Task to carry out ->
Word for word, copy all the data and drop the pictures.

─── Supplied data

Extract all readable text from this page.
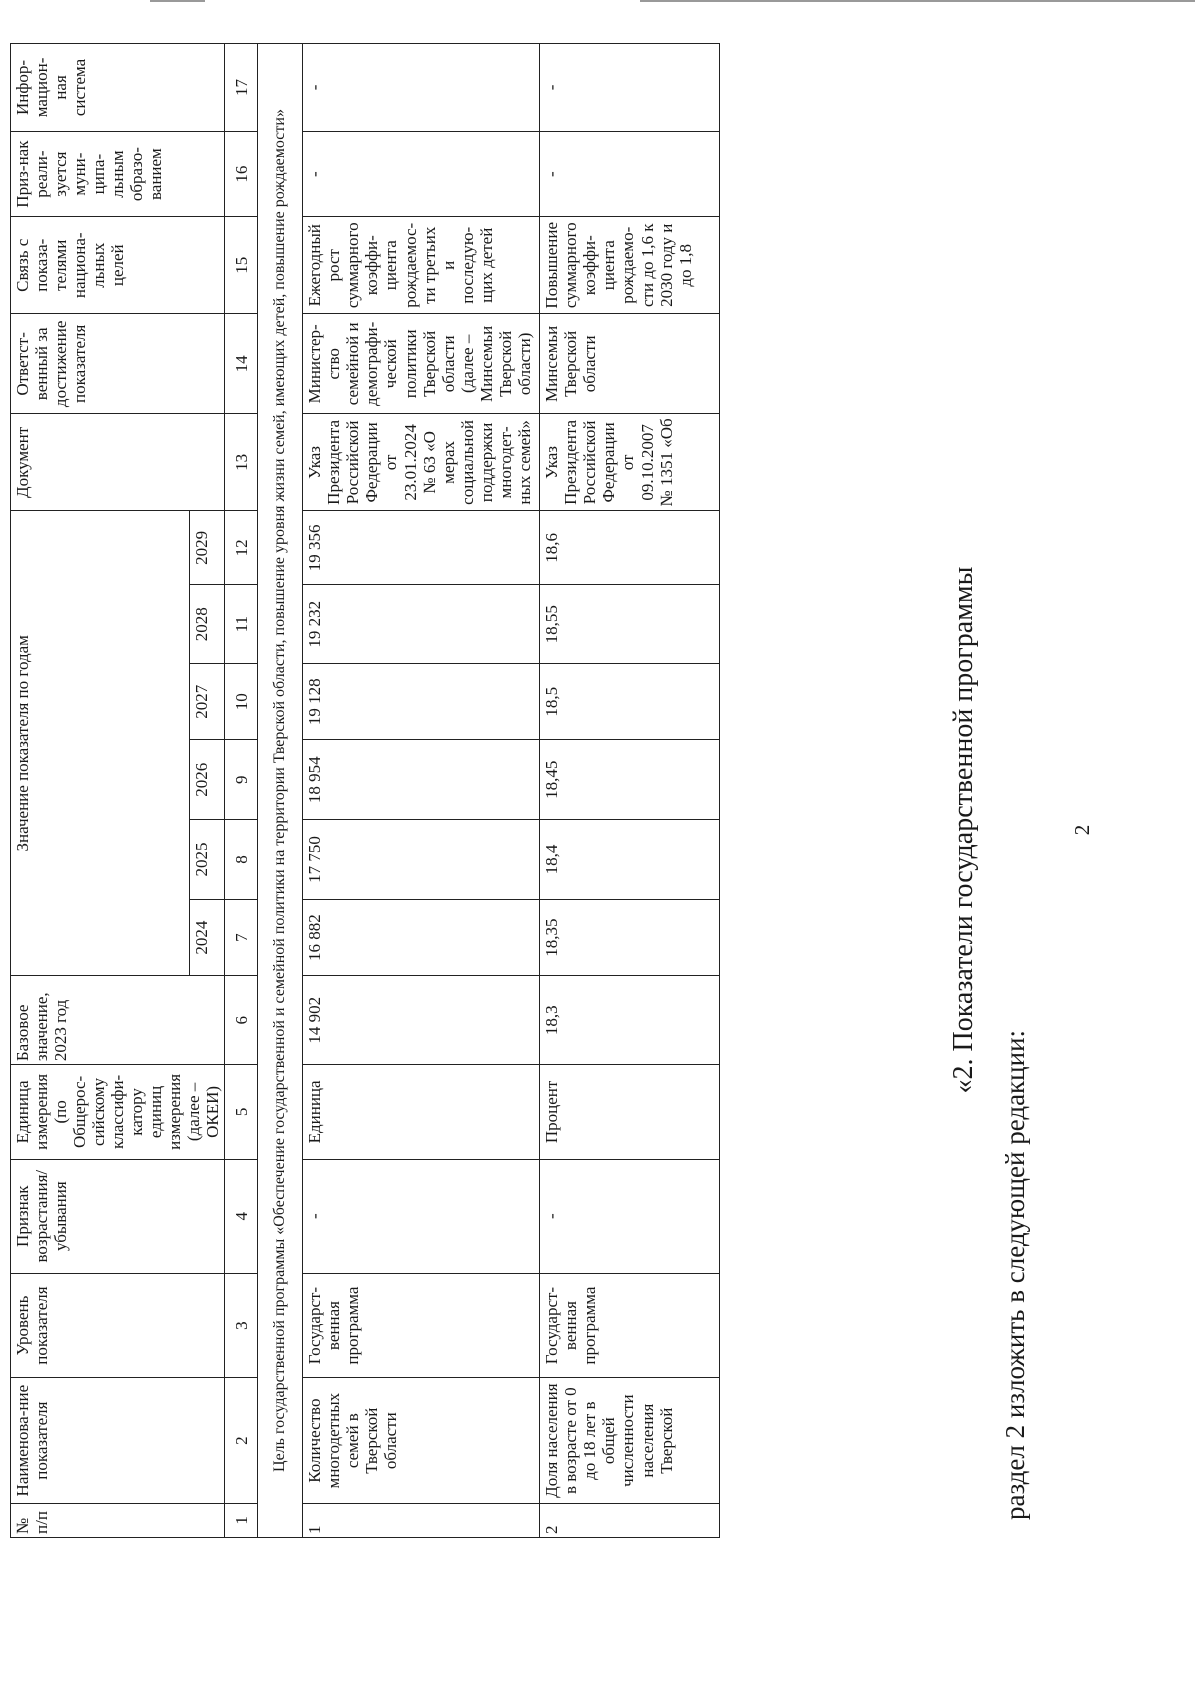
2
раздел 2 изложить в следующей редакции:
«2. Показатели государственной программы
№ п/п	Наименова-ние показателя	Уровень показателя	Признак возрастания/ убывания	Единица измерения (по Общерос-сийскому классифи-катору единиц измерения (далее – ОКЕИ)	Базовое значение, 2023 год	Значение показателя по годам						Документ	Ответст-венный за достижение показателя	Связь с показа-телями национа-льных целей	Приз-нак реали-зуется муни-ципа-льным образо-ванием	Инфор-мацион-ная система

						2024	2025	2026	2027	2028	2029					
1	2	3	4	5	6	7	8	9	10	11	12	13	14	15	16	17
Цель государственной программы «Обеспечение государственной и семейной политики на территории Тверской области, повышение уровня жизни семей, имеющих детей, повышение рождаемости»																
1	Количество многодетных семей в Тверской области	Государст-венная программа	-	Единица	14 902	16 882	17 750	18 954	19 128	19 232	19 356	Указ Президента Российской Федерации от 23.01.2024 № 63 «О мерах социальной поддержки многодет-ных семей»	Министер-ство семейной и демографи-ческой политики Тверской области (далее – Минсемьи Тверской области)	Ежегодный рост суммарного коэффи-циента рождаемос-ти третьих и последую-щих детей	-	-
2	Доля населения в возрасте от 0 до 18 лет в общей численности населения Тверской	Государст-венная программа	-	Процент	18,3	18,35	18,4	18,45	18,5	18,55	18,6	Указ Президента Российской Федерации от 09.10.2007 № 1351 «Об	Минсемьи Тверской области	Повышение суммарного коэффи-циента рождаемо-сти до 1,6 к 2030 году и до 1,8	-	-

──────

Exercise response ->
Extract all readable text from this page.
2
раздел 2 изложить в следующей редакции:
«2. Показатели государственной программы
№ п/п	Наименова-ние показателя	Уровень показателя	Признак возрастания/ убывания	Единица измерения (по Общерос-сийскому классифи-катору единиц измерения (далее – ОКЕИ)	Базовое значение, 2023 год	Значение показателя по годам						Документ	Ответст-венный за достижение показателя	Связь с показа-телями национа-льных целей	Приз-нак реали-зуется муни-ципа-льным образо-ванием	Инфор-мацион-ная система

						2024	2025	2026	2027	2028	2029					
1	2	3	4	5	6	7	8	9	10	11	12	13	14	15	16	17
Цель государственной программы «Обеспечение государственной и семейной политики на территории Тверской области, повышение уровня жизни семей, имеющих детей, повышение рождаемости»																
1	Количество многодетных семей в Тверской области	Государст-венная программа	-	Единица	14 902	16 882	17 750	18 954	19 128	19 232	19 356	Указ Президента Российской Федерации от 23.01.2024 № 63 «О мерах социальной поддержки многодет-ных семей»	Министер-ство семейной и демографи-ческой политики Тверской области (далее – Минсемьи Тверской области)	Ежегодный рост суммарного коэффи-циента рождаемос-ти третьих и последую-щих детей	-	-
2	Доля населения в возрасте от 0 до 18 лет в общей численности населения Тверской	Государст-венная программа	-	Процент	18,3	18,35	18,4	18,45	18,5	18,55	18,6	Указ Президента Российской Федерации от 09.10.2007 № 1351 «Об	Минсемьи Тверской области	Повышение суммарного коэффи-циента рождаемо-сти до 1,6 к 2030 году и до 1,8	-	-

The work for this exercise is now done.